> _INSTRUCTIONS_
**1.** In the forum thread, what substitution does the first post propose for rewriting the trigonometric equation?
**2.** List every distinct equation in the forum thread that is written in terms of the variable y.
**3.** According to the forum thread, why can the equation 2cos²2θ = -1 + 3cos2θ be solved with the method used for quadratic equations?

> _GIVEN TEXT_
=======

1. anonymous

let $$\large y=cos(2x)$$ so that trig equation can be written as: $$\large 2y^2=-1+3y$$ or $$\large 2y^2-3y+1=0$$ can you solve for y?

2. anonymous

so i plug the value for y into one of the equations?

3. anonymous

you realize that the trig equation you have is actually a trig equation in quadratic form??? so you would solve the quadratic equation by factoring: $$\large 2y^2-3y+1=0$$ $$\large (2y-1)(y-1)=0$$ so y = ????

4. anonymous

but its $2\cos ^{2}2\theta=-1+3\cos 2\theta$

5. anonymous

n dik wat 2 do w/the 2 in front of the theta

6. anonymous

read what i said... the trigonometric equation you have is a trig equation in QUADRATIC form.... to solve that trig equation, you would use the technique used to solve the quadratic equation: $$\large 2y^2=-1+3y$$

7. anonymous

so if i use the quadratic formula then i shud b able to solve for y?

8. anonymous

ok... this is your equation: $$\large 2\cdot \color {red}{cos^22\theta}=-1+3\cdot \color {red}{cos2\theta}$$ $$\large 2\cdot \color {red}{y^2}=-1+3\cdot \color {red}{y}$$ sure you can use the quadratic formula but it would be easier to factor as i did earlier...

=======

> _SUPPLIED INFORMATION_

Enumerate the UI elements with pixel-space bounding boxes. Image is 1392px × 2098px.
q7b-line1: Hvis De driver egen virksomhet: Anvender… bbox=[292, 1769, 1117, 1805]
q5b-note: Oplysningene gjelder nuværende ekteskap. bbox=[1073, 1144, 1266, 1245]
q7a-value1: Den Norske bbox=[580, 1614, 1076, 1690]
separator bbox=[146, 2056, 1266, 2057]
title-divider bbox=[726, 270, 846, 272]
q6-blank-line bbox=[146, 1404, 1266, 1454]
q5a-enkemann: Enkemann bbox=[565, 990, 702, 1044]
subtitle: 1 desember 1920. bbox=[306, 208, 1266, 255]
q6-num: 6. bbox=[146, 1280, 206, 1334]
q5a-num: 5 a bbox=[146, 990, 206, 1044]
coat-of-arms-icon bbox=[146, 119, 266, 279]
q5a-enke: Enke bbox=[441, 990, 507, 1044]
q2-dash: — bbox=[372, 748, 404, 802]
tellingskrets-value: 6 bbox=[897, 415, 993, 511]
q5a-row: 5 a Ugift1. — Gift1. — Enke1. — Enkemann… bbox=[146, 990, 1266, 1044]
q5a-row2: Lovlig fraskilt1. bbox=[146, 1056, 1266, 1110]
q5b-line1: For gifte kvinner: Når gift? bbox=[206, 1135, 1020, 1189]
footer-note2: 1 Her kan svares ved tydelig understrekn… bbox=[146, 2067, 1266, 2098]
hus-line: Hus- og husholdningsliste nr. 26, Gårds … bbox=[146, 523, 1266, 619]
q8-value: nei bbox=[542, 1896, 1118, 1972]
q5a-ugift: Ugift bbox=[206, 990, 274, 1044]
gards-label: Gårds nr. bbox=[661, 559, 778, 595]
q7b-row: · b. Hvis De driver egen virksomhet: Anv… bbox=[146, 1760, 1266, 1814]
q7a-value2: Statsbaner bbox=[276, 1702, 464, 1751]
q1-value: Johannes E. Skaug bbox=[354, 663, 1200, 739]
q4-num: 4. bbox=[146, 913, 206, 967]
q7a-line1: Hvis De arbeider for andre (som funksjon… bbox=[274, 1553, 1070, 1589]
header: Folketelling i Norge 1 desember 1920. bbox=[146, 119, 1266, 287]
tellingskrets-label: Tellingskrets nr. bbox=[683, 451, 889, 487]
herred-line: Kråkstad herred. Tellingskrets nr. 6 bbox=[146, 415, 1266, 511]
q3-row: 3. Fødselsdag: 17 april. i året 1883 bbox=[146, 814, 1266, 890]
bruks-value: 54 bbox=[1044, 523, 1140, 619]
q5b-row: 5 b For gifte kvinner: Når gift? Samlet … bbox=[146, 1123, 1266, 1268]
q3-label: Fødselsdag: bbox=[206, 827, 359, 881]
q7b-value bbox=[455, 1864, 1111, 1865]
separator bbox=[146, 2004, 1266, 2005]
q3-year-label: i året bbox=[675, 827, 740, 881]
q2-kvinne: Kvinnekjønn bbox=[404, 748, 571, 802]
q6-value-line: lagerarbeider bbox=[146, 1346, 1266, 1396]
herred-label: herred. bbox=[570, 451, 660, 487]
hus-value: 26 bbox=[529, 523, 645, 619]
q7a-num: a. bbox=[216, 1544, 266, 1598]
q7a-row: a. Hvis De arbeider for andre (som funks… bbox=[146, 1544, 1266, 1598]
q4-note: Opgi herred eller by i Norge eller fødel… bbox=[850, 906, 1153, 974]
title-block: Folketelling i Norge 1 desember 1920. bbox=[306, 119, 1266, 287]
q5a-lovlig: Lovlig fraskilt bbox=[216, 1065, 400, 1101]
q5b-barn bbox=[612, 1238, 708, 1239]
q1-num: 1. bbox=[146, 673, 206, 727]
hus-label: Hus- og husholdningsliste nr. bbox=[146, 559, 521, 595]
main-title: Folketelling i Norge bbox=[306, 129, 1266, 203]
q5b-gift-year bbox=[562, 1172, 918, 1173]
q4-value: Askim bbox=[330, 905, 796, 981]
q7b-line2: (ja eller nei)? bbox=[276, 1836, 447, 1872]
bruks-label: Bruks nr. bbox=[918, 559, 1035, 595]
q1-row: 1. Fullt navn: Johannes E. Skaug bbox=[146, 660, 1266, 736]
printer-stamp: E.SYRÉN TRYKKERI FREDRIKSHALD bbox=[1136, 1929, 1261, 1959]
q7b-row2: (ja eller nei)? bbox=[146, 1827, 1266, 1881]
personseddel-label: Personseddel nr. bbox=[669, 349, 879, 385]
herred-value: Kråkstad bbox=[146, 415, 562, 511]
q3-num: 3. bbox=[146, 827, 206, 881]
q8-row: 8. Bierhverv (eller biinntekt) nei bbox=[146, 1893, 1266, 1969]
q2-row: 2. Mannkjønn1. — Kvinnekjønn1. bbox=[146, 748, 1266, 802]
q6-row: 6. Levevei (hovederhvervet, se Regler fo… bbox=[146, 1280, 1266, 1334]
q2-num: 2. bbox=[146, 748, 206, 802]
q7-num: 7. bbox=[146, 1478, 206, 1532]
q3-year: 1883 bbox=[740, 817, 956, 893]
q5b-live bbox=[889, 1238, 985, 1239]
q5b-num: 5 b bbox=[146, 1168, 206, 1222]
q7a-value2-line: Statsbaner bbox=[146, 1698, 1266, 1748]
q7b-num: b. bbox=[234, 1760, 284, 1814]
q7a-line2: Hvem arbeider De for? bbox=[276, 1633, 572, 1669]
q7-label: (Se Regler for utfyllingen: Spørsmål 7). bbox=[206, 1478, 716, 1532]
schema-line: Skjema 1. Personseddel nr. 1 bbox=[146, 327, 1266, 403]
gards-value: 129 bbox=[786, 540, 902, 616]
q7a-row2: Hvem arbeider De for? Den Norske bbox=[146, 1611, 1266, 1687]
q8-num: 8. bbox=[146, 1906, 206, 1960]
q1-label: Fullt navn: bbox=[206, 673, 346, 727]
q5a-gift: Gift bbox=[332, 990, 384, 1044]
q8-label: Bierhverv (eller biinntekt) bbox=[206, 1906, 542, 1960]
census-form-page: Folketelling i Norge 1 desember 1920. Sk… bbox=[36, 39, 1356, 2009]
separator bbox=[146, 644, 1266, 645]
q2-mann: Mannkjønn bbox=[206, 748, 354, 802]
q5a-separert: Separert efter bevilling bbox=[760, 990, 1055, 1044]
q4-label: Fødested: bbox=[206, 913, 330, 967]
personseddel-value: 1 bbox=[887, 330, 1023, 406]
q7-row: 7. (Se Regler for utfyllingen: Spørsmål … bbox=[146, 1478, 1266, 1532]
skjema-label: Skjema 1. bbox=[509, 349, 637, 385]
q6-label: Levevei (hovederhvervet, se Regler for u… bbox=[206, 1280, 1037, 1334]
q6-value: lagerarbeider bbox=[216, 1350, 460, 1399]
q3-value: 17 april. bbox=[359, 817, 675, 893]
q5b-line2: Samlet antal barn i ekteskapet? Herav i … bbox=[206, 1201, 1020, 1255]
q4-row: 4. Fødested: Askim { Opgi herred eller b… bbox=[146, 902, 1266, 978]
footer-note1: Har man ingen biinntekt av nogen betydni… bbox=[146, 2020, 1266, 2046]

=======

> _ANSWERS FOR THIS EXERCISE_
**1.** It proposes letting y = cos(2x).

**2.**
- 2y² = -1 + 3y
- 2y² - 3y + 1 = 0
- (2y - 1)(y - 1) = 0

**3.** The equation is a trigonometric equation in quadratic form. Replacing cos2θ with y turns it into the quadratic 2y² = -1 + 3y, which can be solved by factoring or by the quadratic formula.